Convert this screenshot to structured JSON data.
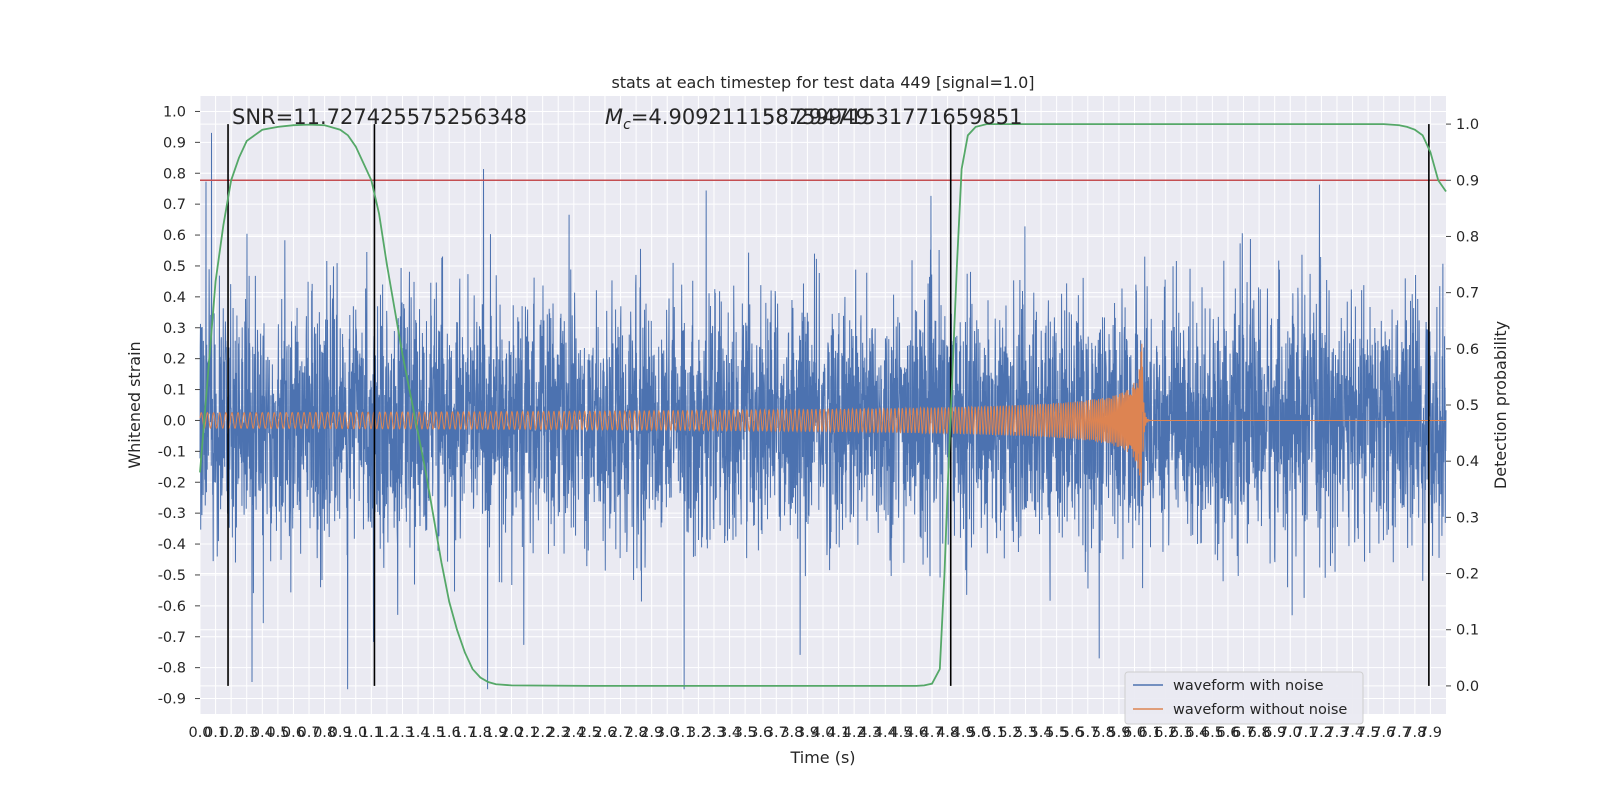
{
  "chart_data": {
    "type": "line",
    "title": "stats at each timestep for test data 449 [signal=1.0]",
    "xlabel": "Time (s)",
    "ylabel": "Whitened strain",
    "ylabel_right": "Detection probability",
    "xlim": [
      0.0,
      8.0
    ],
    "ylim": [
      -0.95,
      1.05
    ],
    "ylim_right": [
      -0.05,
      1.05
    ],
    "x_ticks": [
      "0.0",
      "0.1",
      "0.2",
      "0.3",
      "0.4",
      "0.5",
      "0.6",
      "0.7",
      "0.8",
      "0.9",
      "1.0",
      "1.1",
      "1.2",
      "1.3",
      "1.4",
      "1.5",
      "1.6",
      "1.7",
      "1.8",
      "1.9",
      "2.0",
      "2.1",
      "2.2",
      "2.3",
      "2.4",
      "2.5",
      "2.6",
      "2.7",
      "2.8",
      "2.9",
      "3.0",
      "3.1",
      "3.2",
      "3.3",
      "3.4",
      "3.5",
      "3.6",
      "3.7",
      "3.8",
      "3.9",
      "4.0",
      "4.1",
      "4.2",
      "4.3",
      "4.4",
      "4.5",
      "4.6",
      "4.7",
      "4.8",
      "4.9",
      "5.0",
      "5.1",
      "5.2",
      "5.3",
      "5.4",
      "5.5",
      "5.6",
      "5.7",
      "5.8",
      "5.9",
      "6.0",
      "6.1",
      "6.2",
      "6.3",
      "6.4",
      "6.5",
      "6.6",
      "6.7",
      "6.8",
      "6.9",
      "7.0",
      "7.1",
      "7.2",
      "7.3",
      "7.4",
      "7.5",
      "7.6",
      "7.7",
      "7.8",
      "7.9"
    ],
    "y_ticks": [
      "1.0",
      "0.9",
      "0.8",
      "0.7",
      "0.6",
      "0.5",
      "0.4",
      "0.3",
      "0.2",
      "0.1",
      "0.0",
      "-0.1",
      "-0.2",
      "-0.3",
      "-0.4",
      "-0.5",
      "-0.6",
      "-0.7",
      "-0.8",
      "-0.9"
    ],
    "y_ticks_right": [
      "1.0",
      "0.9",
      "0.8",
      "0.7",
      "0.6",
      "0.5",
      "0.4",
      "0.3",
      "0.2",
      "0.1",
      "0.0"
    ],
    "annotations": {
      "snr": "SNR=11.727425575256348",
      "mc_symbol": "M",
      "mc_sub": "c",
      "mc_value": "=4.909211158759949",
      "overlap": "58.29471531771659851"
    },
    "threshold": 0.9,
    "vertical_lines": [
      0.18,
      1.12,
      4.82,
      7.89
    ],
    "noise": {
      "amplitude_range": [
        -0.87,
        1.0
      ],
      "duration": 8.0
    },
    "signal": {
      "t_merge": 6.05,
      "peak_amplitude": 0.25,
      "base_amplitude": 0.025
    },
    "probability": [
      [
        0.0,
        0.38
      ],
      [
        0.05,
        0.55
      ],
      [
        0.1,
        0.72
      ],
      [
        0.15,
        0.82
      ],
      [
        0.2,
        0.9
      ],
      [
        0.25,
        0.94
      ],
      [
        0.3,
        0.97
      ],
      [
        0.4,
        0.99
      ],
      [
        0.5,
        0.995
      ],
      [
        0.6,
        0.998
      ],
      [
        0.7,
        0.999
      ],
      [
        0.8,
        0.998
      ],
      [
        0.9,
        0.99
      ],
      [
        0.95,
        0.98
      ],
      [
        1.0,
        0.96
      ],
      [
        1.05,
        0.93
      ],
      [
        1.1,
        0.9
      ],
      [
        1.15,
        0.84
      ],
      [
        1.2,
        0.75
      ],
      [
        1.25,
        0.67
      ],
      [
        1.3,
        0.59
      ],
      [
        1.35,
        0.52
      ],
      [
        1.4,
        0.45
      ],
      [
        1.45,
        0.38
      ],
      [
        1.5,
        0.3
      ],
      [
        1.55,
        0.22
      ],
      [
        1.6,
        0.15
      ],
      [
        1.65,
        0.1
      ],
      [
        1.7,
        0.06
      ],
      [
        1.75,
        0.03
      ],
      [
        1.8,
        0.015
      ],
      [
        1.85,
        0.007
      ],
      [
        1.9,
        0.003
      ],
      [
        2.0,
        0.001
      ],
      [
        2.5,
        0.0
      ],
      [
        3.0,
        0.0
      ],
      [
        3.5,
        0.0
      ],
      [
        4.0,
        0.0
      ],
      [
        4.5,
        0.0
      ],
      [
        4.6,
        0.0
      ],
      [
        4.65,
        0.001
      ],
      [
        4.7,
        0.004
      ],
      [
        4.75,
        0.03
      ],
      [
        4.78,
        0.2
      ],
      [
        4.8,
        0.35
      ],
      [
        4.83,
        0.55
      ],
      [
        4.86,
        0.75
      ],
      [
        4.89,
        0.92
      ],
      [
        4.93,
        0.98
      ],
      [
        4.98,
        0.995
      ],
      [
        5.05,
        1.0
      ],
      [
        6.0,
        1.0
      ],
      [
        7.0,
        1.0
      ],
      [
        7.6,
        1.0
      ],
      [
        7.7,
        0.998
      ],
      [
        7.75,
        0.995
      ],
      [
        7.8,
        0.99
      ],
      [
        7.85,
        0.98
      ],
      [
        7.9,
        0.95
      ],
      [
        7.95,
        0.9
      ],
      [
        8.0,
        0.88
      ]
    ],
    "legend": {
      "position": "lower-right",
      "entries": [
        {
          "label": "waveform with noise",
          "color": "#4c72b0"
        },
        {
          "label": "waveform without noise",
          "color": "#dd8452"
        }
      ]
    },
    "colors": {
      "background": "#eaeaf2",
      "grid": "#ffffff",
      "noise": "#4c72b0",
      "signal": "#dd8452",
      "probability": "#55a868",
      "threshold": "#c44e52",
      "vertical": "#000000"
    },
    "grid": true
  }
}
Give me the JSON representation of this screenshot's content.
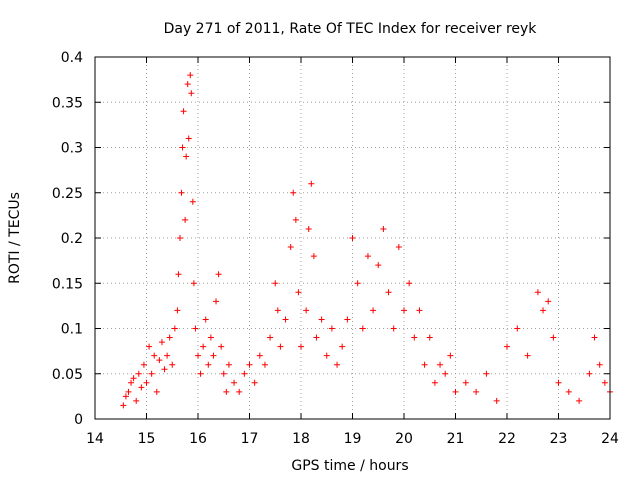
{
  "chart_data": {
    "type": "scatter",
    "title": "Day 271 of 2011, Rate Of TEC Index for receiver reyk",
    "xlabel": "GPS time / hours",
    "ylabel": "ROTI / TECUs",
    "xlim": [
      14,
      24
    ],
    "ylim": [
      0,
      0.4
    ],
    "x_ticks": [
      "14",
      "15",
      "16",
      "17",
      "18",
      "19",
      "20",
      "21",
      "22",
      "23",
      "24"
    ],
    "y_ticks": [
      "0",
      "0.05",
      "0.1",
      "0.15",
      "0.2",
      "0.25",
      "0.3",
      "0.35",
      "0.4"
    ],
    "x_tick_values": [
      14,
      15,
      16,
      17,
      18,
      19,
      20,
      21,
      22,
      23,
      24
    ],
    "y_tick_values": [
      0,
      0.05,
      0.1,
      0.15,
      0.2,
      0.25,
      0.3,
      0.35,
      0.4
    ],
    "grid": true,
    "marker": "+",
    "marker_color": "#ff0000",
    "series": [
      {
        "x": [
          14.55,
          14.6,
          14.65,
          14.7,
          14.75,
          14.8,
          14.85,
          14.9,
          14.95,
          15.0,
          15.05,
          15.1,
          15.15,
          15.2,
          15.25,
          15.3,
          15.35,
          15.4,
          15.45,
          15.5,
          15.55,
          15.6,
          15.62,
          15.65,
          15.68,
          15.7,
          15.72,
          15.75,
          15.77,
          15.8,
          15.82,
          15.85,
          15.87,
          15.9,
          15.92,
          15.95,
          16.0,
          16.05,
          16.1,
          16.15,
          16.2,
          16.25,
          16.3,
          16.35,
          16.4,
          16.45,
          16.5,
          16.55,
          16.6,
          16.7,
          16.8,
          16.9,
          17.0,
          17.1,
          17.2,
          17.3,
          17.4,
          17.5,
          17.55,
          17.6,
          17.7,
          17.8,
          17.85,
          17.9,
          17.95,
          18.0,
          18.1,
          18.15,
          18.2,
          18.25,
          18.3,
          18.4,
          18.5,
          18.6,
          18.7,
          18.8,
          18.9,
          19.0,
          19.1,
          19.2,
          19.3,
          19.4,
          19.5,
          19.6,
          19.7,
          19.8,
          19.9,
          20.0,
          20.1,
          20.2,
          20.3,
          20.4,
          20.5,
          20.6,
          20.7,
          20.8,
          20.9,
          21.0,
          21.2,
          21.4,
          21.6,
          21.8,
          22.0,
          22.2,
          22.4,
          22.6,
          22.7,
          22.8,
          22.9,
          23.0,
          23.2,
          23.4,
          23.6,
          23.7,
          23.8,
          23.9,
          24.0
        ],
        "y": [
          0.015,
          0.025,
          0.03,
          0.04,
          0.045,
          0.02,
          0.05,
          0.035,
          0.06,
          0.04,
          0.08,
          0.05,
          0.07,
          0.03,
          0.065,
          0.085,
          0.055,
          0.07,
          0.09,
          0.06,
          0.1,
          0.12,
          0.16,
          0.2,
          0.25,
          0.3,
          0.34,
          0.22,
          0.29,
          0.37,
          0.31,
          0.38,
          0.36,
          0.24,
          0.15,
          0.1,
          0.07,
          0.05,
          0.08,
          0.11,
          0.06,
          0.09,
          0.07,
          0.13,
          0.16,
          0.08,
          0.05,
          0.03,
          0.06,
          0.04,
          0.03,
          0.05,
          0.06,
          0.04,
          0.07,
          0.06,
          0.09,
          0.15,
          0.12,
          0.08,
          0.11,
          0.19,
          0.25,
          0.22,
          0.14,
          0.08,
          0.12,
          0.21,
          0.26,
          0.18,
          0.09,
          0.11,
          0.07,
          0.1,
          0.06,
          0.08,
          0.11,
          0.2,
          0.15,
          0.1,
          0.18,
          0.12,
          0.17,
          0.21,
          0.14,
          0.1,
          0.19,
          0.12,
          0.15,
          0.09,
          0.12,
          0.06,
          0.09,
          0.04,
          0.06,
          0.05,
          0.07,
          0.03,
          0.04,
          0.03,
          0.05,
          0.02,
          0.08,
          0.1,
          0.07,
          0.14,
          0.12,
          0.13,
          0.09,
          0.04,
          0.03,
          0.02,
          0.05,
          0.09,
          0.06,
          0.04,
          0.03
        ]
      }
    ]
  }
}
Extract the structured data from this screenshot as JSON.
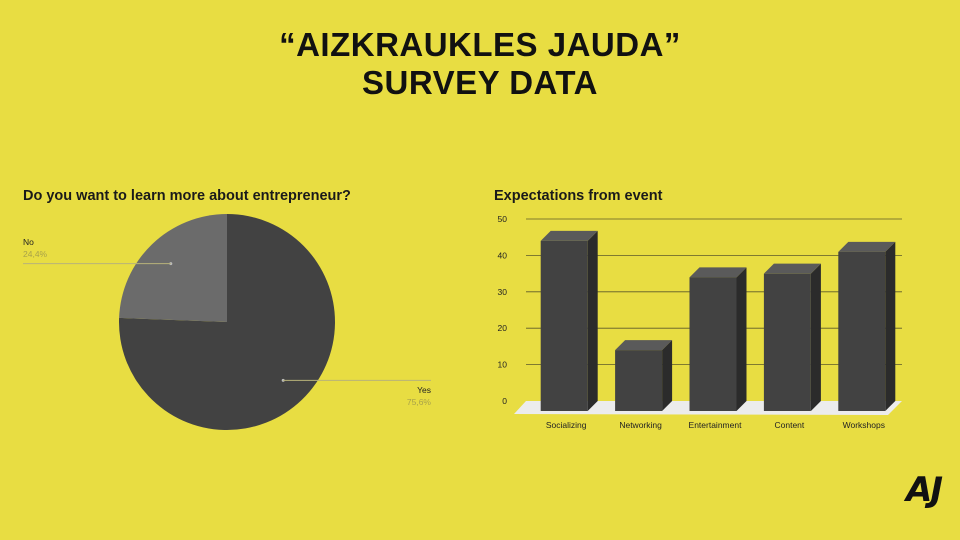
{
  "slide": {
    "title_line1": "“AIZKRAUKLES JAUDA”",
    "title_line2": "SURVEY DATA",
    "logo": "AJ"
  },
  "colors": {
    "background": "#e8dd42",
    "slice_dark": "#424242",
    "slice_light": "#6b6b6b",
    "bar_front": "#424242",
    "bar_side": "#2b2b2b",
    "bar_top": "#5a5a5a",
    "floor": "#ececec"
  },
  "chart_data": [
    {
      "type": "pie",
      "title": "Do you want to learn more about entrepreneur?",
      "slices": [
        {
          "label": "No",
          "value": 24.4,
          "value_label": "24,4%"
        },
        {
          "label": "Yes",
          "value": 75.6,
          "value_label": "75,6%"
        }
      ]
    },
    {
      "type": "bar",
      "title": "Expectations from event",
      "categories": [
        "Socializing",
        "Networking",
        "Entertainment",
        "Content",
        "Workshops"
      ],
      "values": [
        47,
        17,
        37,
        38,
        44
      ],
      "ylim": [
        0,
        50
      ],
      "yticks": [
        0,
        10,
        20,
        30,
        40,
        50
      ],
      "grid": true,
      "style": "3d"
    }
  ]
}
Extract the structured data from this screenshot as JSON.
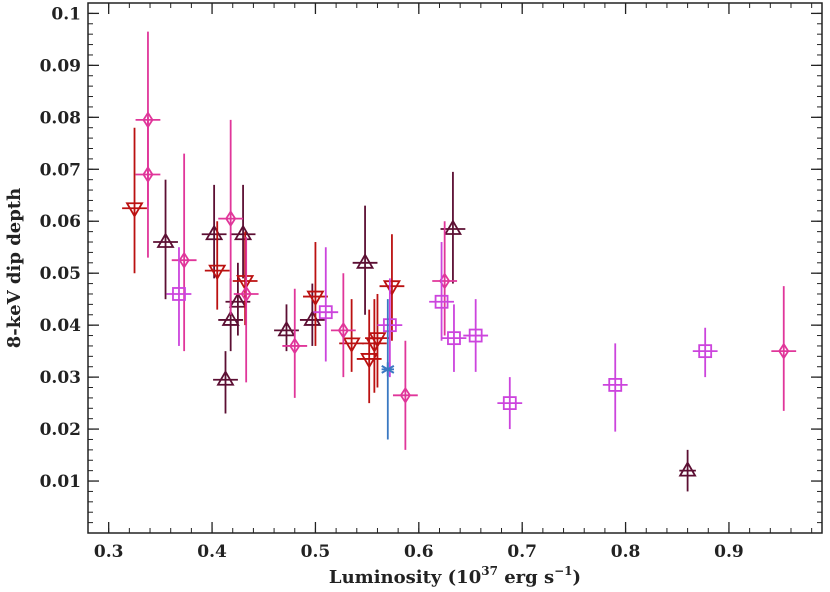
{
  "chart_data": {
    "type": "scatter",
    "xlabel": "Luminosity (10",
    "xlabel_sup": "37",
    "xlabel_mid": " erg s",
    "xlabel_sup2": "−1",
    "xlabel_end": ")",
    "ylabel": "8-keV dip depth",
    "xlim": [
      0.28,
      0.99
    ],
    "ylim": [
      0.0,
      0.102
    ],
    "x_ticks": [
      "0.3",
      "0.4",
      "0.5",
      "0.6",
      "0.7",
      "0.8",
      "0.9"
    ],
    "y_ticks": [
      "0.01",
      "0.02",
      "0.03",
      "0.04",
      "0.05",
      "0.06",
      "0.07",
      "0.08",
      "0.09",
      "0.1"
    ],
    "grid": false,
    "colors": {
      "triangle_up": "#5c0f33",
      "triangle_down": "#bb1111",
      "diamond": "#e0369a",
      "square": "#cc44dd",
      "asterisk": "#3a78c2"
    },
    "series": [
      {
        "marker": "triangle-up",
        "points": [
          {
            "x": 0.355,
            "y": 0.056,
            "ylo": 0.045,
            "yhi": 0.068,
            "xerr": 0.012
          },
          {
            "x": 0.402,
            "y": 0.0575,
            "ylo": 0.049,
            "yhi": 0.067,
            "xerr": 0.012
          },
          {
            "x": 0.418,
            "y": 0.041,
            "ylo": 0.035,
            "yhi": 0.049,
            "xerr": 0.012
          },
          {
            "x": 0.425,
            "y": 0.0445,
            "ylo": 0.038,
            "yhi": 0.052,
            "xerr": 0.012
          },
          {
            "x": 0.43,
            "y": 0.0575,
            "ylo": 0.049,
            "yhi": 0.067,
            "xerr": 0.012
          },
          {
            "x": 0.413,
            "y": 0.0295,
            "ylo": 0.023,
            "yhi": 0.035,
            "xerr": 0.012
          },
          {
            "x": 0.472,
            "y": 0.039,
            "ylo": 0.035,
            "yhi": 0.044,
            "xerr": 0.012
          },
          {
            "x": 0.497,
            "y": 0.041,
            "ylo": 0.036,
            "yhi": 0.048,
            "xerr": 0.012
          },
          {
            "x": 0.548,
            "y": 0.052,
            "ylo": 0.042,
            "yhi": 0.063,
            "xerr": 0.012
          },
          {
            "x": 0.633,
            "y": 0.0585,
            "ylo": 0.048,
            "yhi": 0.0695,
            "xerr": 0.012
          },
          {
            "x": 0.86,
            "y": 0.012,
            "ylo": 0.008,
            "yhi": 0.016,
            "xerr": 0.008
          }
        ]
      },
      {
        "marker": "triangle-down",
        "points": [
          {
            "x": 0.325,
            "y": 0.0625,
            "ylo": 0.05,
            "yhi": 0.078,
            "xerr": 0.012
          },
          {
            "x": 0.405,
            "y": 0.0505,
            "ylo": 0.043,
            "yhi": 0.06,
            "xerr": 0.012
          },
          {
            "x": 0.432,
            "y": 0.0485,
            "ylo": 0.04,
            "yhi": 0.058,
            "xerr": 0.012
          },
          {
            "x": 0.5,
            "y": 0.0455,
            "ylo": 0.036,
            "yhi": 0.056,
            "xerr": 0.012
          },
          {
            "x": 0.535,
            "y": 0.0365,
            "ylo": 0.031,
            "yhi": 0.045,
            "xerr": 0.012
          },
          {
            "x": 0.552,
            "y": 0.0335,
            "ylo": 0.025,
            "yhi": 0.043,
            "xerr": 0.012
          },
          {
            "x": 0.557,
            "y": 0.0365,
            "ylo": 0.027,
            "yhi": 0.045,
            "xerr": 0.012
          },
          {
            "x": 0.56,
            "y": 0.0375,
            "ylo": 0.028,
            "yhi": 0.046,
            "xerr": 0.012
          },
          {
            "x": 0.574,
            "y": 0.0475,
            "ylo": 0.037,
            "yhi": 0.0575,
            "xerr": 0.012
          }
        ]
      },
      {
        "marker": "diamond",
        "points": [
          {
            "x": 0.338,
            "y": 0.0795,
            "ylo": 0.063,
            "yhi": 0.0965,
            "xerr": 0.012
          },
          {
            "x": 0.338,
            "y": 0.069,
            "ylo": 0.053,
            "yhi": 0.08,
            "xerr": 0.012
          },
          {
            "x": 0.373,
            "y": 0.0525,
            "ylo": 0.035,
            "yhi": 0.073,
            "xerr": 0.012
          },
          {
            "x": 0.418,
            "y": 0.0605,
            "ylo": 0.042,
            "yhi": 0.0795,
            "xerr": 0.012
          },
          {
            "x": 0.433,
            "y": 0.046,
            "ylo": 0.029,
            "yhi": 0.057,
            "xerr": 0.012
          },
          {
            "x": 0.48,
            "y": 0.036,
            "ylo": 0.026,
            "yhi": 0.047,
            "xerr": 0.012
          },
          {
            "x": 0.527,
            "y": 0.039,
            "ylo": 0.03,
            "yhi": 0.05,
            "xerr": 0.012
          },
          {
            "x": 0.587,
            "y": 0.0265,
            "ylo": 0.016,
            "yhi": 0.037,
            "xerr": 0.012
          },
          {
            "x": 0.625,
            "y": 0.0485,
            "ylo": 0.038,
            "yhi": 0.06,
            "xerr": 0.012
          },
          {
            "x": 0.953,
            "y": 0.035,
            "ylo": 0.0235,
            "yhi": 0.0475,
            "xerr": 0.012
          }
        ]
      },
      {
        "marker": "square",
        "points": [
          {
            "x": 0.368,
            "y": 0.046,
            "ylo": 0.036,
            "yhi": 0.055,
            "xerr": 0.012
          },
          {
            "x": 0.51,
            "y": 0.0425,
            "ylo": 0.033,
            "yhi": 0.055,
            "xerr": 0.012
          },
          {
            "x": 0.572,
            "y": 0.04,
            "ylo": 0.03,
            "yhi": 0.049,
            "xerr": 0.012
          },
          {
            "x": 0.622,
            "y": 0.0445,
            "ylo": 0.037,
            "yhi": 0.056,
            "xerr": 0.012
          },
          {
            "x": 0.634,
            "y": 0.0375,
            "ylo": 0.031,
            "yhi": 0.044,
            "xerr": 0.012
          },
          {
            "x": 0.655,
            "y": 0.038,
            "ylo": 0.031,
            "yhi": 0.045,
            "xerr": 0.012
          },
          {
            "x": 0.688,
            "y": 0.025,
            "ylo": 0.02,
            "yhi": 0.03,
            "xerr": 0.012
          },
          {
            "x": 0.79,
            "y": 0.0285,
            "ylo": 0.0195,
            "yhi": 0.0365,
            "xerr": 0.012
          },
          {
            "x": 0.877,
            "y": 0.035,
            "ylo": 0.03,
            "yhi": 0.0395,
            "xerr": 0.012
          }
        ]
      },
      {
        "marker": "asterisk",
        "points": [
          {
            "x": 0.57,
            "y": 0.0315,
            "ylo": 0.018,
            "yhi": 0.045,
            "xerr": 0.006
          }
        ]
      }
    ]
  }
}
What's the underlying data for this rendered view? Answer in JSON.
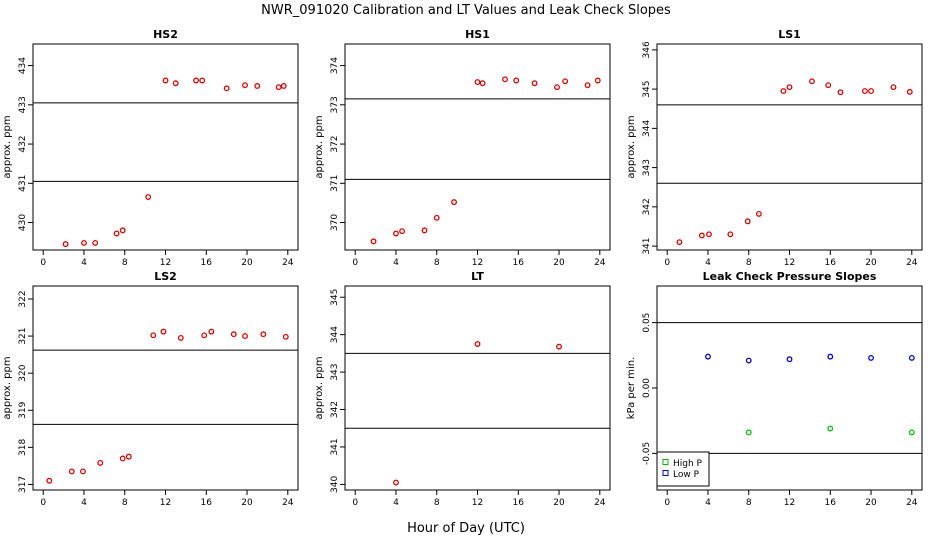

# # #

## [Stated task]
Extract every line containing the string "probability" from the material.

## [Exercise solution]
    "ylabel_right": "Detection probability",
    "probability": [
      "probability": "#55a868",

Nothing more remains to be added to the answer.